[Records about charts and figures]
--- start ---
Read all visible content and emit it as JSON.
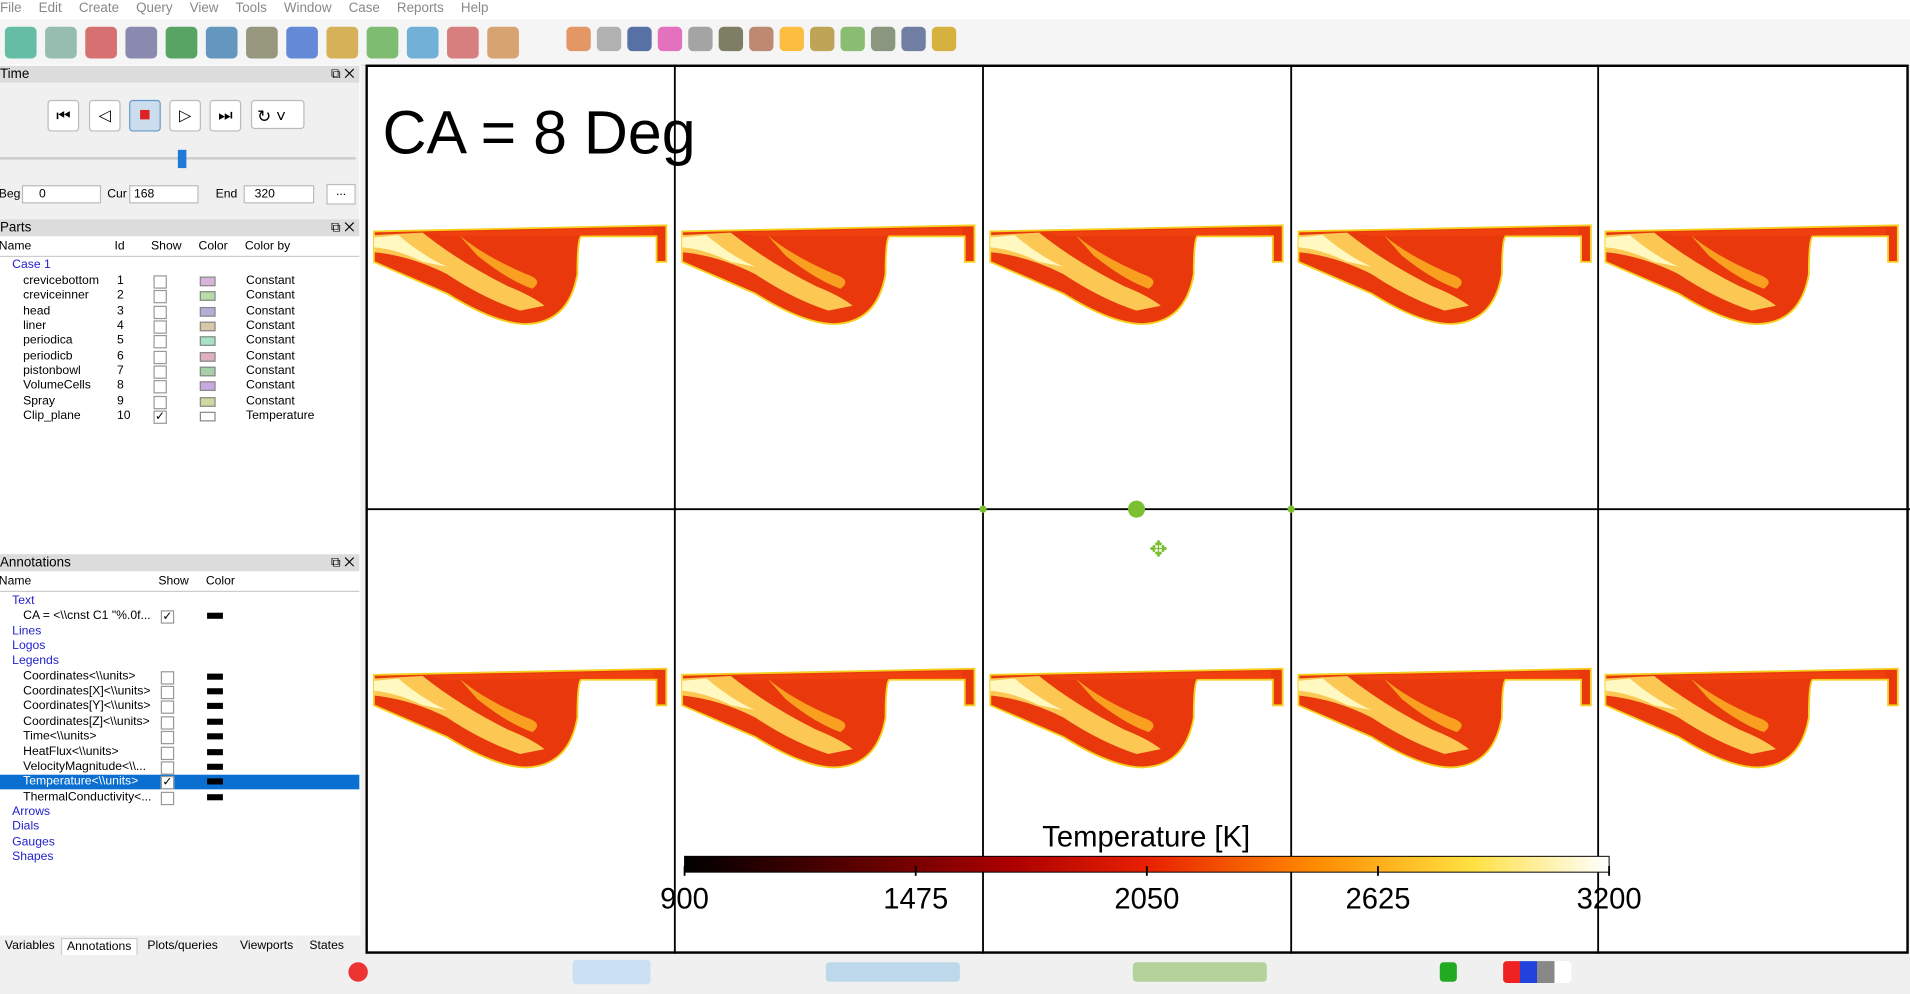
{
  "menu": [
    "File",
    "Edit",
    "Create",
    "Query",
    "View",
    "Tools",
    "Window",
    "Case",
    "Reports",
    "Help"
  ],
  "time_panel": {
    "title": "Time",
    "beg_label": "Beg",
    "beg": "0",
    "cur_label": "Cur",
    "cur": "168",
    "end_label": "End",
    "end": "320",
    "more": "..."
  },
  "parts_panel": {
    "title": "Parts",
    "columns": [
      "Name",
      "Id",
      "Show",
      "Color",
      "Color by"
    ],
    "case": "Case 1",
    "rows": [
      {
        "name": "crevicebottom",
        "id": "1",
        "show": false,
        "color": "#d8b4dc",
        "color_by": "Constant"
      },
      {
        "name": "creviceinner",
        "id": "2",
        "show": false,
        "color": "#b8dca8",
        "color_by": "Constant"
      },
      {
        "name": "head",
        "id": "3",
        "show": false,
        "color": "#b0b0d8",
        "color_by": "Constant"
      },
      {
        "name": "liner",
        "id": "4",
        "show": false,
        "color": "#d8c8a8",
        "color_by": "Constant"
      },
      {
        "name": "periodica",
        "id": "5",
        "show": false,
        "color": "#a8e0c8",
        "color_by": "Constant"
      },
      {
        "name": "periodicb",
        "id": "6",
        "show": false,
        "color": "#e0b0c0",
        "color_by": "Constant"
      },
      {
        "name": "pistonbowl",
        "id": "7",
        "show": false,
        "color": "#a8d0a8",
        "color_by": "Constant"
      },
      {
        "name": "VolumeCells",
        "id": "8",
        "show": false,
        "color": "#c8a8e0",
        "color_by": "Constant"
      },
      {
        "name": "Spray",
        "id": "9",
        "show": false,
        "color": "#d0d8a0",
        "color_by": "Constant"
      },
      {
        "name": "Clip_plane",
        "id": "10",
        "show": true,
        "color": "#ffffff",
        "color_by": "Temperature"
      }
    ]
  },
  "annotations_panel": {
    "title": "Annotations",
    "columns": [
      "Name",
      "Show",
      "Color"
    ],
    "groups": [
      {
        "name": "Text",
        "items": [
          {
            "name": "CA = <\\\\cnst C1 \"%.0f...",
            "show": true
          }
        ]
      },
      {
        "name": "Lines",
        "items": []
      },
      {
        "name": "Logos",
        "items": []
      },
      {
        "name": "Legends",
        "items": [
          {
            "name": "Coordinates<\\\\units>",
            "show": false
          },
          {
            "name": "Coordinates[X]<\\\\units>",
            "show": false
          },
          {
            "name": "Coordinates[Y]<\\\\units>",
            "show": false
          },
          {
            "name": "Coordinates[Z]<\\\\units>",
            "show": false
          },
          {
            "name": "Time<\\\\units>",
            "show": false
          },
          {
            "name": "HeatFlux<\\\\units>",
            "show": false
          },
          {
            "name": "VelocityMagnitude<\\\\...",
            "show": false
          },
          {
            "name": "Temperature<\\\\units>",
            "show": true,
            "selected": true
          },
          {
            "name": "ThermalConductivity<...",
            "show": false
          }
        ]
      },
      {
        "name": "Arrows",
        "items": []
      },
      {
        "name": "Dials",
        "items": []
      },
      {
        "name": "Gauges",
        "items": []
      },
      {
        "name": "Shapes",
        "items": []
      }
    ]
  },
  "tabs": [
    "Variables",
    "Annotations",
    "Plots/queries",
    "Viewports",
    "States"
  ],
  "viewport": {
    "annotation": "CA = 8 Deg",
    "legend_title": "Temperature [K]",
    "legend_ticks": [
      900,
      1475,
      2050,
      2625,
      3200
    ]
  }
}
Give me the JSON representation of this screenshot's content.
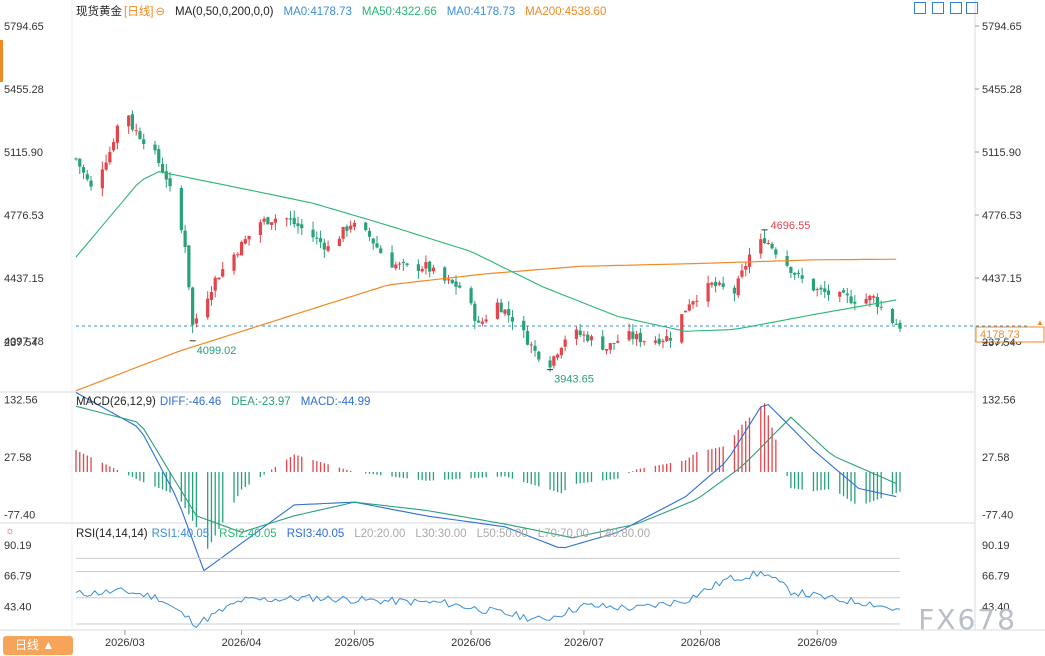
--- end ---
TASK DIRECTIONS
Repeat all the records above exactly, leaving out any pictures.

EXERCISE RESULT
Read all visible content and emit it as JSON.
{
  "menu": [
    "File",
    "Edit",
    "Create",
    "Query",
    "View",
    "Tools",
    "Window",
    "Case",
    "Reports",
    "Help"
  ],
  "time_panel": {
    "title": "Time",
    "beg_label": "Beg",
    "beg": "0",
    "cur_label": "Cur",
    "cur": "168",
    "end_label": "End",
    "end": "320",
    "more": "..."
  },
  "parts_panel": {
    "title": "Parts",
    "columns": [
      "Name",
      "Id",
      "Show",
      "Color",
      "Color by"
    ],
    "case": "Case 1",
    "rows": [
      {
        "name": "crevicebottom",
        "id": "1",
        "show": false,
        "color": "#d8b4dc",
        "color_by": "Constant"
      },
      {
        "name": "creviceinner",
        "id": "2",
        "show": false,
        "color": "#b8dca8",
        "color_by": "Constant"
      },
      {
        "name": "head",
        "id": "3",
        "show": false,
        "color": "#b0b0d8",
        "color_by": "Constant"
      },
      {
        "name": "liner",
        "id": "4",
        "show": false,
        "color": "#d8c8a8",
        "color_by": "Constant"
      },
      {
        "name": "periodica",
        "id": "5",
        "show": false,
        "color": "#a8e0c8",
        "color_by": "Constant"
      },
      {
        "name": "periodicb",
        "id": "6",
        "show": false,
        "color": "#e0b0c0",
        "color_by": "Constant"
      },
      {
        "name": "pistonbowl",
        "id": "7",
        "show": false,
        "color": "#a8d0a8",
        "color_by": "Constant"
      },
      {
        "name": "VolumeCells",
        "id": "8",
        "show": false,
        "color": "#c8a8e0",
        "color_by": "Constant"
      },
      {
        "name": "Spray",
        "id": "9",
        "show": false,
        "color": "#d0d8a0",
        "color_by": "Constant"
      },
      {
        "name": "Clip_plane",
        "id": "10",
        "show": true,
        "color": "#ffffff",
        "color_by": "Temperature"
      }
    ]
  },
  "annotations_panel": {
    "title": "Annotations",
    "columns": [
      "Name",
      "Show",
      "Color"
    ],
    "groups": [
      {
        "name": "Text",
        "items": [
          {
            "name": "CA = <\\\\cnst C1 \"%.0f...",
            "show": true
          }
        ]
      },
      {
        "name": "Lines",
        "items": []
      },
      {
        "name": "Logos",
        "items": []
      },
      {
        "name": "Legends",
        "items": [
          {
            "name": "Coordinates<\\\\units>",
            "show": false
          },
          {
            "name": "Coordinates[X]<\\\\units>",
            "show": false
          },
          {
            "name": "Coordinates[Y]<\\\\units>",
            "show": false
          },
          {
            "name": "Coordinates[Z]<\\\\units>",
            "show": false
          },
          {
            "name": "Time<\\\\units>",
            "show": false
          },
          {
            "name": "HeatFlux<\\\\units>",
            "show": false
          },
          {
            "name": "VelocityMagnitude<\\\\...",
            "show": false
          },
          {
            "name": "Temperature<\\\\units>",
            "show": true,
            "selected": true
          },
          {
            "name": "ThermalConductivity<...",
            "show": false
          }
        ]
      },
      {
        "name": "Arrows",
        "items": []
      },
      {
        "name": "Dials",
        "items": []
      },
      {
        "name": "Gauges",
        "items": []
      },
      {
        "name": "Shapes",
        "items": []
      }
    ]
  },
  "tabs": [
    "Variables",
    "Annotations",
    "Plots/queries",
    "Viewports",
    "States"
  ],
  "viewport": {
    "annotation": "CA = 8 Deg",
    "legend_title": "Temperature [K]",
    "legend_ticks": [
      900,
      1475,
      2050,
      2625,
      3200
    ]
  }
}
Give me the JSON representation of this screenshot's content.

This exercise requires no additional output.